**Exercise goal:** An exact reproduction of the records is required, with all images left out.

**Data lines:**
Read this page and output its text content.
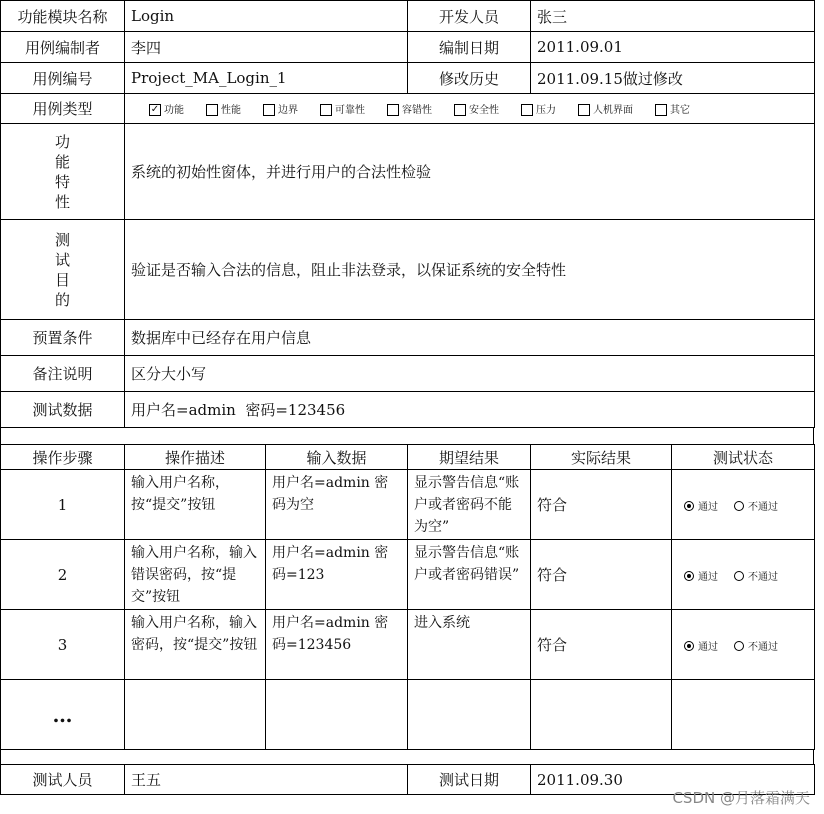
功能模块名称	Login	开发人员	张三
用例编制者	李四	编制日期	2011.09.01
用例编号	Project_MA_Login_1	修改历史	2011.09.15做过修改
用例类型	✓ 功能 性能 边界 可靠性 容错性 安全性 压力 人机界面 其它		

功
能
特
性	系统的初始性窗体，并进行用户的合法性检验		

测
试
目
的	验证是否输入合法的信息，阻止非法登录，以保证系统的安全特性		
预置条件	数据库中已经存在用户信息		
备注说明	区分大小写		
测试数据	用户名=admin  密码=123456		
操作步骤	操作描述	输入数据	期望结果	实际结果	测试状态
1	输入用户名称，按“提交”按钮	用户名=admin 密码为空	显示警告信息“账户或者密码不能为空”	符合	通过 不通过
2	输入用户名称，输入错误密码，按“提交”按钮	用户名=admin 密码=123	显示警告信息“账户或者密码错误”	符合	通过 不通过
3	输入用户名称，输入密码，按“提交”按钮	用户名=admin 密码=123456	进入系统	符合	通过 不通过
…					
测试人员	王五	测试日期	2011.09.30
CSDN @月落霜满天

**Output for this exercise:**
Read this page and output its text content.
功能模块名称	Login	开发人员	张三
用例编制者	李四	编制日期	2011.09.01
用例编号	Project_MA_Login_1	修改历史	2011.09.15做过修改
用例类型	✓ 功能 性能 边界 可靠性 容错性 安全性 压力 人机界面 其它		

功
能
特
性	系统的初始性窗体，并进行用户的合法性检验		

测
试
目
的	验证是否输入合法的信息，阻止非法登录，以保证系统的安全特性		
预置条件	数据库中已经存在用户信息		
备注说明	区分大小写		
测试数据	用户名=admin  密码=123456		
操作步骤	操作描述	输入数据	期望结果	实际结果	测试状态
1	输入用户名称，按“提交”按钮	用户名=admin 密码为空	显示警告信息“账户或者密码不能为空”	符合	通过 不通过
2	输入用户名称，输入错误密码，按“提交”按钮	用户名=admin 密码=123	显示警告信息“账户或者密码错误”	符合	通过 不通过
3	输入用户名称，输入密码，按“提交”按钮	用户名=admin 密码=123456	进入系统	符合	通过 不通过
…					
测试人员	王五	测试日期	2011.09.30
CSDN @月落霜满天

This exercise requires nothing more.